EXERCISE TASK
Please transcribe the records precisely; pictures stay out of your copy.

RECORDS SUPPLIED
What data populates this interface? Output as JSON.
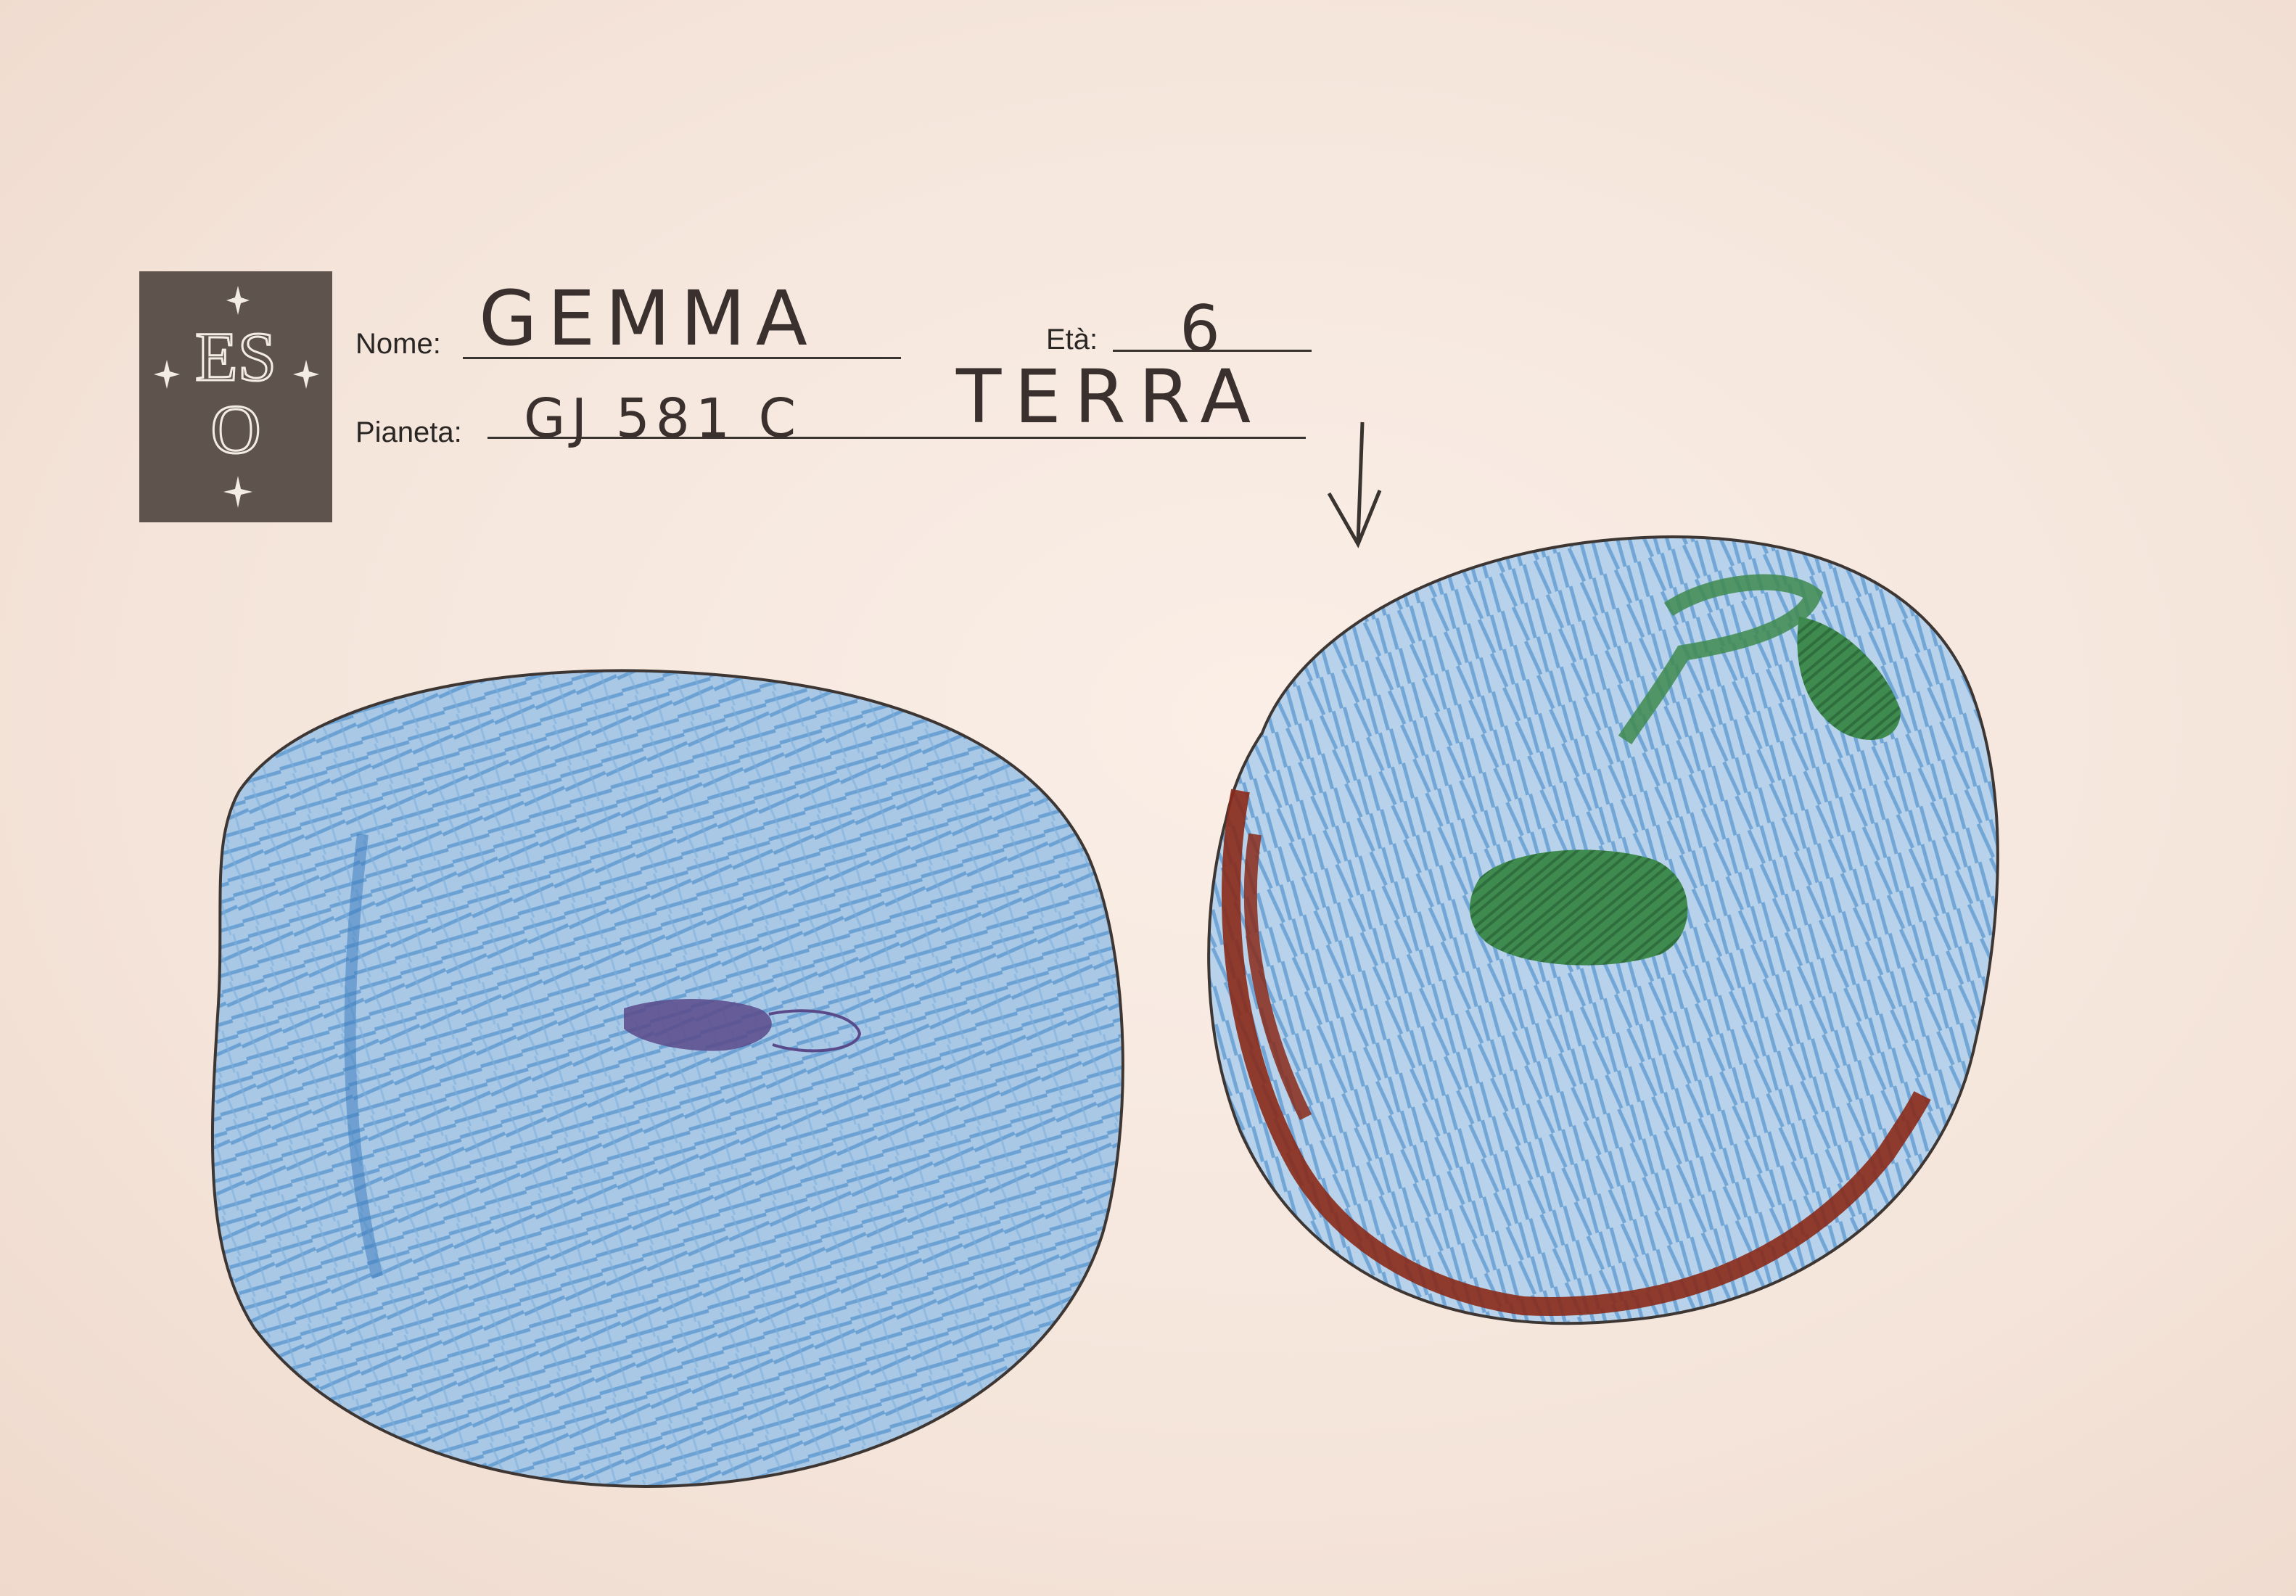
{
  "logo": {
    "text_e": "E",
    "text_s": "S",
    "text_o": "O"
  },
  "form": {
    "name_label": "Nome:",
    "name_value": "GEMMA",
    "age_label": "Età:",
    "age_value": "6",
    "planet_label": "Pianeta:",
    "planet_value": "GJ 581 C",
    "planet_extra": "TERRA"
  },
  "colors": {
    "paper": "#f5e6dc",
    "crayon_blue": "#5b97cf",
    "crayon_green": "#3f8a4f",
    "crayon_brown": "#8a2a1a",
    "crayon_purple": "#5a4a8a",
    "pencil": "#3a3431"
  },
  "drawing": {
    "arrow_icon": "down-arrow-icon",
    "planet_left": "planet-gj581c",
    "planet_right": "planet-earth"
  }
}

THE SOLUTION
What data populates this interface? Output as JSON.
{
  "logo": {
    "text_e": "E",
    "text_s": "S",
    "text_o": "O"
  },
  "form": {
    "name_label": "Nome:",
    "name_value": "GEMMA",
    "age_label": "Età:",
    "age_value": "6",
    "planet_label": "Pianeta:",
    "planet_value": "GJ 581 C",
    "planet_extra": "TERRA"
  },
  "colors": {
    "paper": "#f5e6dc",
    "crayon_blue": "#5b97cf",
    "crayon_green": "#3f8a4f",
    "crayon_brown": "#8a2a1a",
    "crayon_purple": "#5a4a8a",
    "pencil": "#3a3431"
  },
  "drawing": {
    "arrow_icon": "down-arrow-icon",
    "planet_left": "planet-gj581c",
    "planet_right": "planet-earth"
  }
}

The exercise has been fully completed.